— Supplied text —
*****
# no lights



## killer666 (May 29, 2011)

i bought a pair of rigid industries dually lights and melted the wires on my exhaust. i cut out the burnt parts witch included the in line fuse. i re-wired with the same wire and put in a new in line fuse. after i got it all hooked up my lights dont work, well they did for a little bit. the toggle switch light comes on but not the main lights. could my battery be crapping out? my winch works. and these lights are awsome i would recommened them to anyone for anything


----------



## Polaris425 (Dec 16, 2004)

I hope it didnt short them out.... thats an expensive pair of lights to have to eat... maybe warrenty?


----------



## killer666 (May 29, 2011)

well there led's not hid's i dunno if that makes a difference in the case i shorted them.


----------



## killer666 (May 29, 2011)

well i feel real stupid, it was a bad ground, so i just went direct to the negitive post. just goes to show to check it all


----------



## Polaris425 (Dec 16, 2004)
*****
— Required tasks —
a: In the lights forum thread, what turned out to be the cause of the lights not working?
b: List every step the original poster reports taking on the wiring in the lights forum thread.
c: Carry on the lights forum thread from the point where it stops.
None of this work requires the records.
*****
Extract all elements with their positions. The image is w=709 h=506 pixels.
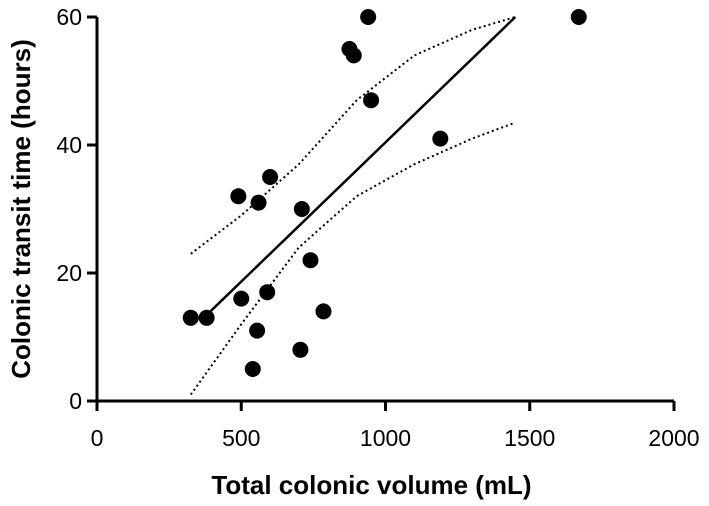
upper-confidence-band xyxy=(190,16,516,255)
data-point xyxy=(250,194,267,211)
y-tick-label: 0 xyxy=(69,388,82,414)
x-tick-label: 2000 xyxy=(648,425,699,451)
data-point xyxy=(244,361,261,377)
y-tick-label: 40 xyxy=(56,132,82,158)
x-tick-label: 1000 xyxy=(360,425,411,451)
data-point xyxy=(302,252,319,269)
confidence-bands xyxy=(189,16,516,396)
data-point xyxy=(233,290,250,307)
regression-fit xyxy=(202,16,517,319)
regression-line xyxy=(202,16,517,319)
data-point xyxy=(198,309,215,326)
y-tick-label: 60 xyxy=(56,4,82,30)
data-point xyxy=(262,169,279,185)
data-point xyxy=(293,201,310,217)
x-axis-title: Total colonic volume (mL) xyxy=(211,470,531,500)
data-point xyxy=(249,322,266,339)
y-tick-label: 20 xyxy=(56,260,82,286)
data-point xyxy=(432,130,449,147)
x-ticks: 0 500 1000 1500 2000 xyxy=(91,401,700,451)
data-point xyxy=(259,284,276,301)
x-tick-label: 1500 xyxy=(504,425,555,451)
data-point xyxy=(315,303,332,320)
x-tick-label: 0 xyxy=(91,425,104,451)
data-point xyxy=(292,341,309,358)
data-point xyxy=(345,47,362,64)
data-point xyxy=(363,92,380,109)
data-point xyxy=(570,9,587,25)
data-point xyxy=(360,9,377,25)
y-ticks: 0 20 40 60 xyxy=(56,4,97,414)
data-point xyxy=(230,188,247,205)
axes xyxy=(95,17,674,403)
y-axis-title: Colonic transit time (hours) xyxy=(6,39,36,378)
data-point xyxy=(182,309,199,326)
data-points xyxy=(182,9,587,377)
x-tick-label: 500 xyxy=(222,425,260,451)
lower-confidence-band xyxy=(189,121,516,396)
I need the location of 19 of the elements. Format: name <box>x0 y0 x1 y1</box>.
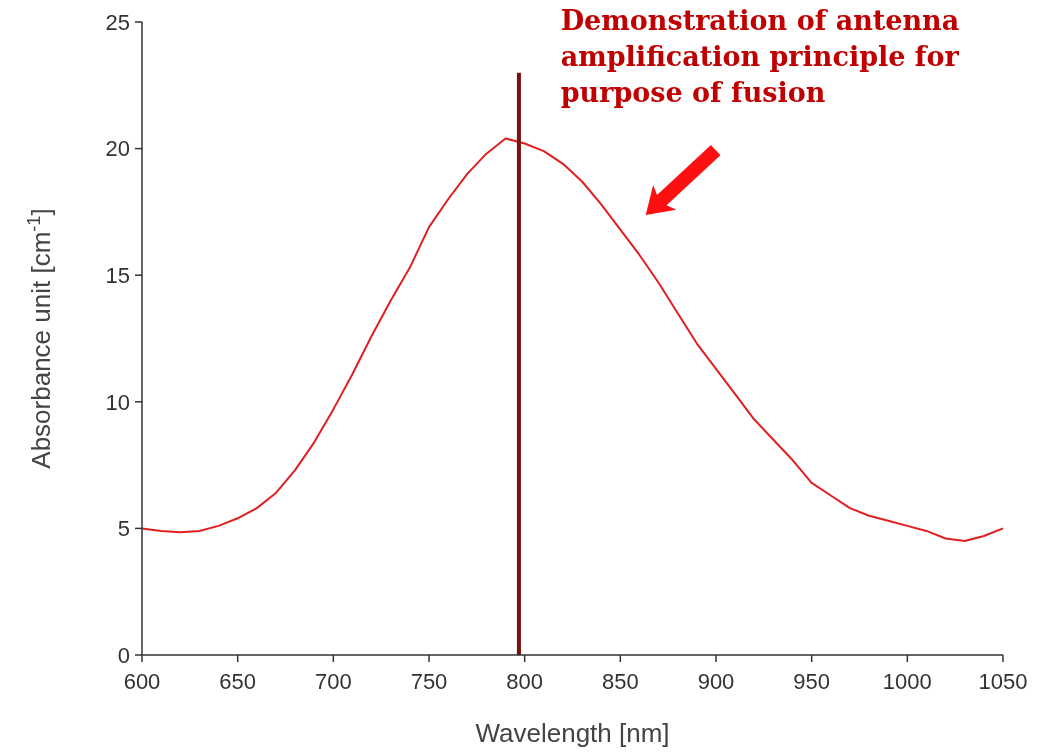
x-tick-label: 900 <box>697 669 735 694</box>
y-tick-label: 10 <box>105 389 130 415</box>
y-tick-label: 15 <box>105 262 130 288</box>
y-tick-label: 0 <box>117 642 130 668</box>
x-tick-label: 1050 <box>978 669 1028 694</box>
x-tick-label: 700 <box>314 669 352 694</box>
y-tick-label: 25 <box>105 9 130 35</box>
x-tick-label: 1000 <box>882 669 932 694</box>
x-tick-label: 950 <box>793 669 831 694</box>
x-axis-title: Wavelength [nm] <box>475 718 670 748</box>
x-tick-label: 850 <box>601 669 639 694</box>
line-series <box>141 137 1004 543</box>
annotation: Demonstration of antenna amplification principle for purpose of fusion <box>560 5 960 109</box>
x-tick-label: 800 <box>506 669 544 694</box>
y-tick-label: 20 <box>105 136 130 162</box>
x-tick-label: 600 <box>123 669 161 694</box>
x-tick-label: 750 <box>410 669 448 694</box>
x-tick-label: 650 <box>219 669 257 694</box>
y-tick-label: 5 <box>117 516 130 542</box>
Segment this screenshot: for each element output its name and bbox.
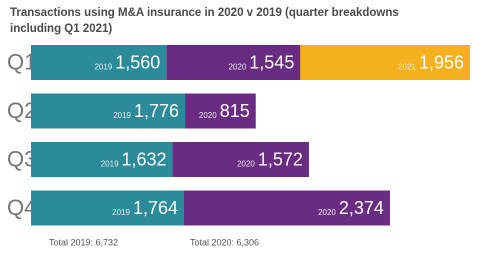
- bar-segment: [184, 190, 390, 226]
- series-label: 2020: [237, 160, 255, 169]
- series-label: 2019: [112, 208, 130, 217]
- bar-segment: [172, 142, 309, 177]
- annotation: Total 2020: 6,306: [190, 237, 259, 247]
- value-label: 1,956: [419, 52, 464, 72]
- value-label: 1,632: [122, 149, 167, 169]
- annotation: Total 2019: 6,732: [49, 237, 118, 247]
- bar-segment: [185, 93, 256, 129]
- bar-segment: [31, 45, 167, 80]
- value-label: 2,374: [339, 198, 384, 218]
- value-label: 815: [220, 101, 250, 121]
- bar-segment: [31, 142, 173, 177]
- value-label: 1,776: [134, 101, 179, 121]
- value-label: 1,764: [133, 198, 178, 218]
- series-label: 2020: [199, 111, 217, 120]
- series-label: 2019: [94, 63, 112, 72]
- chart-title: Transactions using M&A insurance in 2020…: [10, 7, 399, 35]
- value-label: 1,560: [115, 52, 160, 72]
- value-label: 1,572: [258, 149, 303, 169]
- series-label: 2019: [101, 160, 119, 169]
- value-label: 1,545: [249, 52, 294, 72]
- bar-segment: [166, 45, 301, 80]
- series-label: 2019: [113, 111, 131, 120]
- bar-segment: [31, 93, 186, 129]
- bar-segment: [31, 190, 185, 226]
- series-label: 2021: [398, 63, 416, 72]
- series-label: 2020: [228, 63, 246, 72]
- bar-segment: [300, 45, 470, 80]
- series-label: 2020: [318, 208, 336, 217]
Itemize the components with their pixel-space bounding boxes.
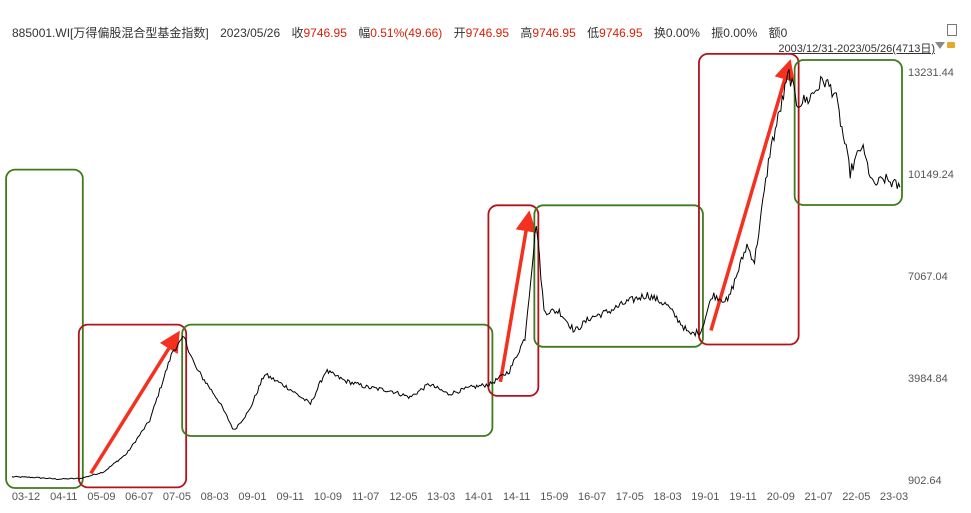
x-tick-label: 09-11 xyxy=(277,491,304,503)
flat-box xyxy=(181,323,494,437)
x-tick-label: 19-01 xyxy=(691,491,719,503)
line-layer xyxy=(11,69,901,481)
x-tick-label: 08-03 xyxy=(201,491,229,503)
open-value: 9746.95 xyxy=(465,26,510,40)
flat-box xyxy=(533,204,704,348)
x-tick-label: 04-11 xyxy=(50,491,77,503)
turnover-value: 0.00% xyxy=(665,26,700,40)
x-tick-label: 22-05 xyxy=(842,491,870,503)
rise-box xyxy=(698,52,800,346)
rise-arrow xyxy=(709,59,795,332)
change-label: 幅 xyxy=(358,26,371,40)
x-tick-label: 06-07 xyxy=(125,491,153,503)
x-tick-label: 14-11 xyxy=(503,491,530,503)
x-tick-label: 18-03 xyxy=(653,491,681,503)
date-range-selector[interactable]: 2003/12/31-2023/05/26(4713日) xyxy=(778,43,935,55)
x-tick-label: 21-07 xyxy=(804,491,832,503)
turnover-label: 换 xyxy=(653,26,666,40)
y-tick-label: 3984.84 xyxy=(908,373,948,385)
open-label: 开 xyxy=(453,26,466,40)
amplitude-label: 振 xyxy=(711,26,724,40)
flat-box xyxy=(5,168,84,489)
lock-icon[interactable] xyxy=(947,42,955,48)
x-tick-label: 05-09 xyxy=(87,491,115,503)
low-label: 低 xyxy=(587,26,600,40)
x-tick-label: 12-05 xyxy=(389,491,417,503)
price-line xyxy=(11,69,901,481)
price-chart[interactable]: 13231.44 10149.24 7067.04 3984.84 902.64 03-1… xyxy=(0,50,971,513)
x-tick-label: 20-09 xyxy=(767,491,795,503)
index-code-name[interactable]: 885001.WI[万得偏股混合型基金指数] xyxy=(12,26,209,40)
x-tick-label: 07-05 xyxy=(163,491,191,503)
rise-box xyxy=(487,204,540,397)
x-tick-label: 14-01 xyxy=(465,491,493,503)
x-tick-label: 15-09 xyxy=(540,491,568,503)
rise-box xyxy=(77,323,188,489)
change-value: 0.51%(49.66) xyxy=(370,26,443,40)
y-tick-label: 13231.44 xyxy=(908,67,954,79)
rise-arrow xyxy=(89,330,180,475)
low-value: 9746.95 xyxy=(599,26,643,40)
y-tick-label: 7067.04 xyxy=(908,271,948,283)
axis-layer: 13231.44 10149.24 7067.04 3984.84 902.64 03-1… xyxy=(12,67,954,503)
x-tick-label: 17-05 xyxy=(616,491,644,503)
x-tick-label: 03-12 xyxy=(12,491,40,503)
close-label: 收 xyxy=(291,26,304,40)
x-tick-label: 19-11 xyxy=(729,491,756,503)
window-icon[interactable] xyxy=(947,24,957,36)
rise-arrow xyxy=(498,210,537,383)
amplitude-value: 0.00% xyxy=(723,26,758,40)
flat-box xyxy=(793,59,903,206)
annotation-layer xyxy=(5,52,903,489)
x-tick-label: 16-07 xyxy=(578,491,606,503)
y-tick-label: 10149.24 xyxy=(908,169,954,181)
chart-header: 885001.WI[万得偏股混合型基金指数] 2023/05/26 收9746.… xyxy=(0,0,971,40)
high-value: 9746.95 xyxy=(532,26,576,40)
quote-date: 2023/05/26 xyxy=(220,26,281,40)
amount-value: 0 xyxy=(780,26,788,40)
close-value: 9746.95 xyxy=(303,26,347,40)
amount-label: 额 xyxy=(768,26,781,40)
x-tick-label: 13-03 xyxy=(427,491,455,503)
x-tick-label: 23-03 xyxy=(880,491,908,503)
quote-summary: 885001.WI[万得偏股混合型基金指数] 2023/05/26 收9746.… xyxy=(12,24,787,41)
dropdown-arrow-icon[interactable] xyxy=(935,42,945,49)
x-tick-label: 11-07 xyxy=(352,491,379,503)
x-tick-label: 09-01 xyxy=(238,491,266,503)
x-tick-label: 10-09 xyxy=(314,491,342,503)
y-tick-label: 902.64 xyxy=(908,475,942,487)
high-label: 高 xyxy=(520,26,533,40)
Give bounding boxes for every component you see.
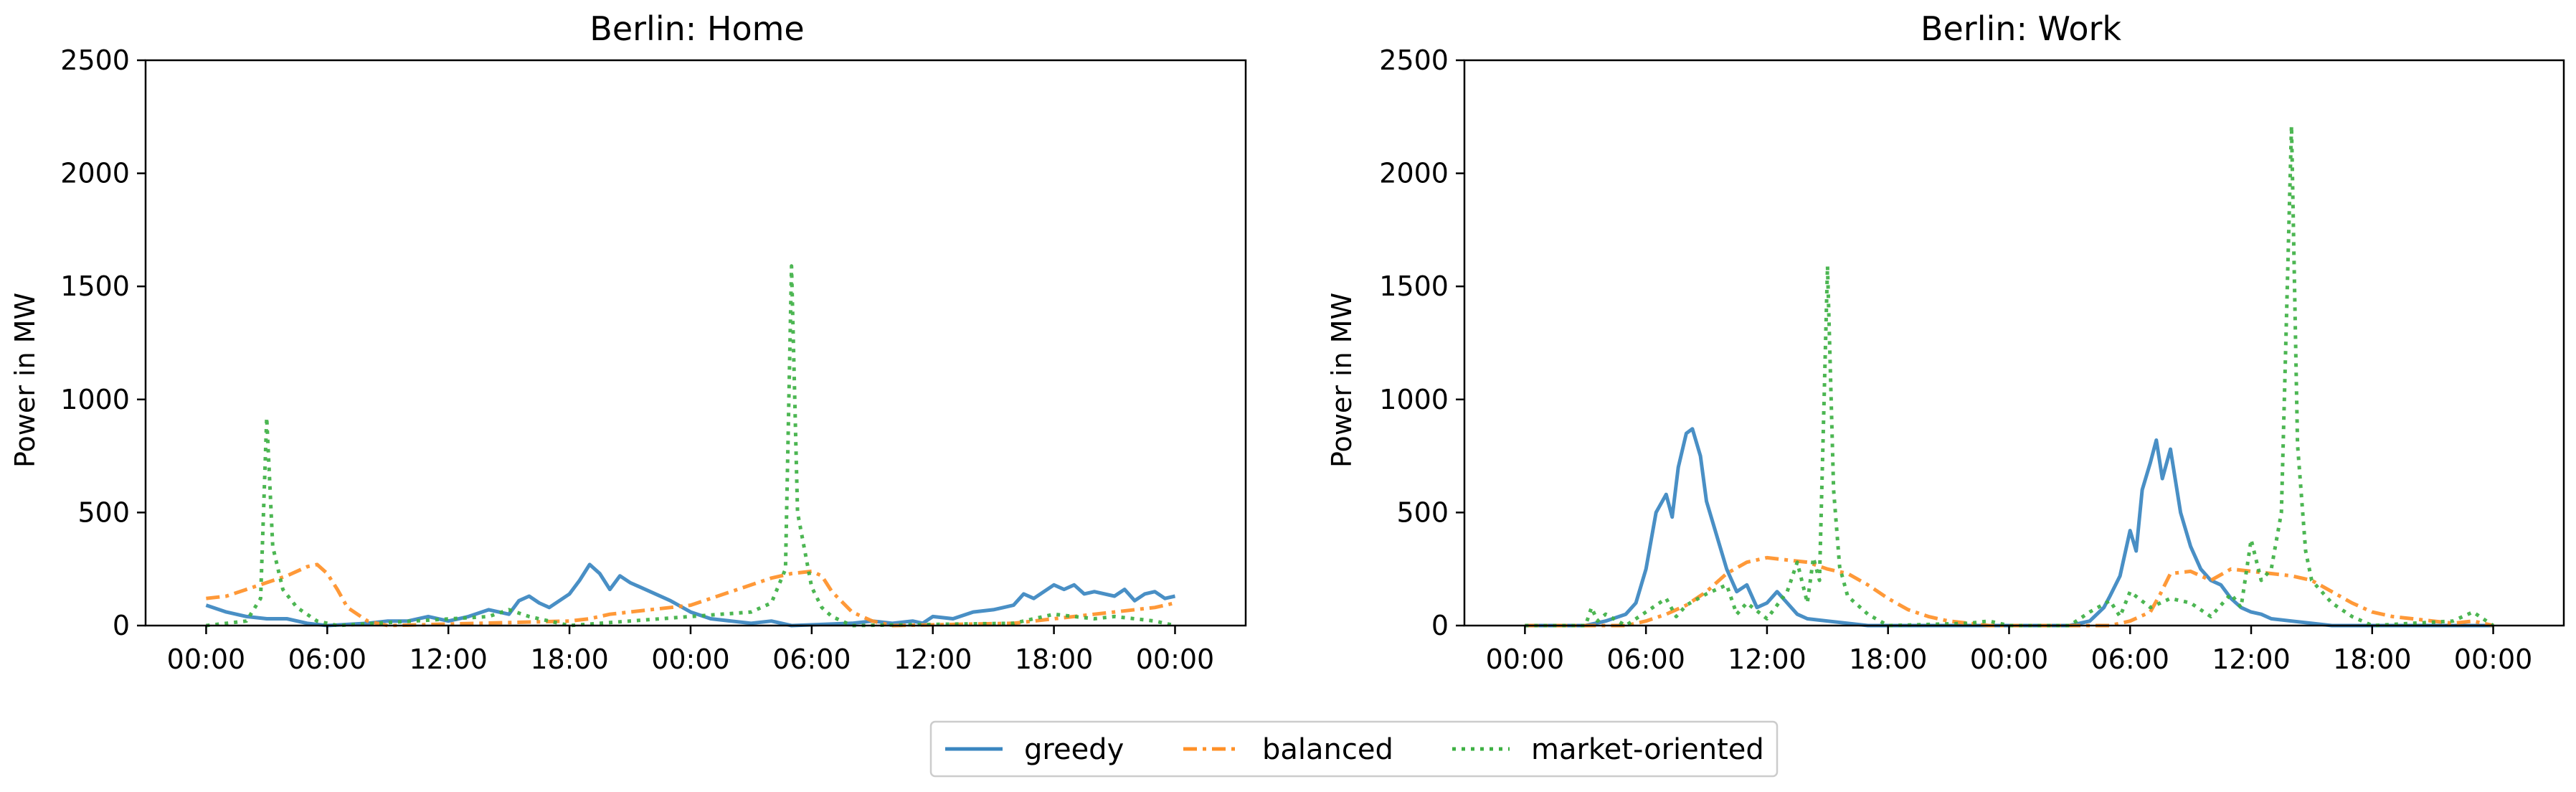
y-tick-label: 500 [1396, 496, 1449, 528]
y-tick-label: 1500 [60, 270, 130, 302]
x-tick-label: 12:00 [1728, 644, 1806, 675]
y-tick-label: 0 [113, 610, 130, 641]
chart-berlin-home: Berlin: Home Power in MW 0 500 1000 1500 200… [9, 9, 1247, 675]
series-line-market-oriented [1525, 123, 2494, 628]
x-tick-label: 18:00 [1015, 644, 1094, 675]
series-layer [205, 264, 1176, 628]
chart-title: Berlin: Home [589, 9, 804, 48]
x-tick-label: 06:00 [772, 644, 851, 675]
plot-area-frame [1463, 59, 2565, 627]
y-tick-label: 1000 [60, 384, 130, 415]
legend-label-market-oriented: market-oriented [1531, 733, 1764, 766]
x-tick-label: 06:00 [1606, 644, 1685, 675]
legend-entry-market-oriented: market-oriented [1452, 733, 1764, 766]
legend-label-balanced: balanced [1262, 733, 1393, 766]
series-line-balanced [1525, 555, 2494, 628]
x-ticks: 00:00 06:00 12:00 18:00 00:00 06:00 12:00 18:00… [1486, 626, 2533, 675]
x-tick-label: 06:00 [288, 644, 367, 675]
y-tick-label: 1000 [1379, 384, 1449, 415]
x-tick-label: 00:00 [1136, 644, 1215, 675]
x-tick-label: 18:00 [1849, 644, 1928, 675]
series-line-greedy [1525, 427, 2494, 628]
plot-area-frame [144, 59, 1247, 627]
y-ticks: 0 500 1000 1500 2000 2500 [60, 44, 146, 641]
chart-title: Berlin: Work [1921, 9, 2121, 48]
x-tick-label: 18:00 [530, 644, 609, 675]
x-tick-label: 00:00 [1486, 644, 1565, 675]
y-tick-label: 2500 [60, 44, 130, 76]
series-line-market-oriented [206, 264, 1176, 628]
x-tick-label: 00:00 [167, 644, 246, 675]
y-tick-label: 2000 [1379, 158, 1449, 189]
y-tick-label: 500 [77, 496, 130, 528]
x-tick-label: 06:00 [2090, 644, 2169, 675]
y-axis-label: Power in MW [1326, 293, 1358, 468]
y-tick-label: 2500 [1379, 44, 1449, 76]
legend-box [929, 720, 1779, 778]
chart-berlin-work: Berlin: Work Power in MW 0 500 1000 1500 200… [1326, 9, 2565, 675]
series-layer [1525, 123, 2494, 628]
x-tick-label: 18:00 [2333, 644, 2412, 675]
y-tick-label: 0 [1431, 610, 1449, 641]
legend-entry-balanced: balanced [1183, 733, 1393, 766]
series-line-greedy [205, 562, 1176, 628]
x-tick-label: 00:00 [2454, 644, 2533, 675]
y-tick-label: 2000 [60, 158, 130, 189]
y-axis-label: Power in MW [9, 293, 41, 468]
x-ticks: 00:00 06:00 12:00 18:00 00:00 06:00 12:00 18:00… [167, 626, 1215, 675]
x-tick-label: 12:00 [894, 644, 972, 675]
legend: greedy balanced market-oriented [929, 720, 1779, 778]
y-tick-label: 1500 [1379, 270, 1449, 302]
series-line-balanced [206, 562, 1176, 628]
x-tick-label: 00:00 [1970, 644, 2049, 675]
y-ticks: 0 500 1000 1500 2000 2500 [1379, 44, 1464, 641]
x-tick-label: 12:00 [2212, 644, 2291, 675]
legend-label-greedy: greedy [1024, 733, 1124, 766]
x-tick-label: 12:00 [409, 644, 488, 675]
x-tick-label: 00:00 [651, 644, 730, 675]
legend-entry-greedy: greedy [945, 733, 1124, 766]
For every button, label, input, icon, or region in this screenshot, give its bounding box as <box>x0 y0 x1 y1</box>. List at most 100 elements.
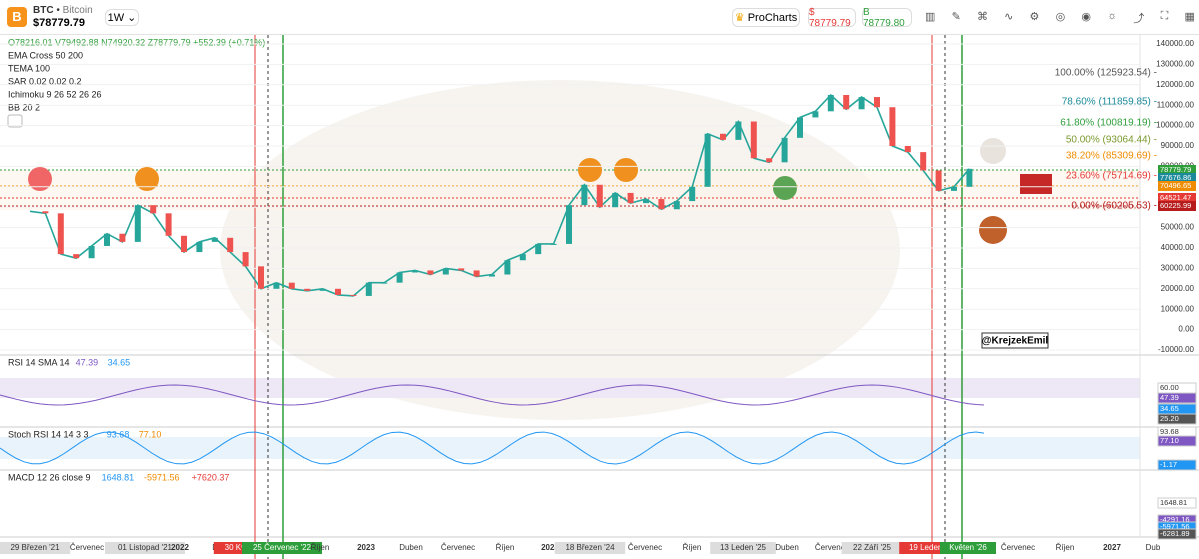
*****
— Responses per task —
a: A bad ground.

b:
- Cut out the burnt parts, including the in-line fuse
- Re-wired with the same wire
- Put in a new in-line fuse
- Ran the ground directly to the negative post

c:
cool


----------



## talleyman01 (Jul 13, 2011)

can you get a picture of these at night and where you mounted them? i have been thinkin about a set but i havent seen a pair workin in real life to see if the $$ warrants buyin them. thanks


----------



## killer666 (May 29, 2011)

i'll try and take some pics tonight and post


----------



## killer666 (May 29, 2011)

heres some pics, not the greatest


----------



## bruteman19 (Jan 14, 2012)

Man those are bright!


Sent from my iPhone using Tapatalk


----------



## Agarcia (Jun 12, 2012)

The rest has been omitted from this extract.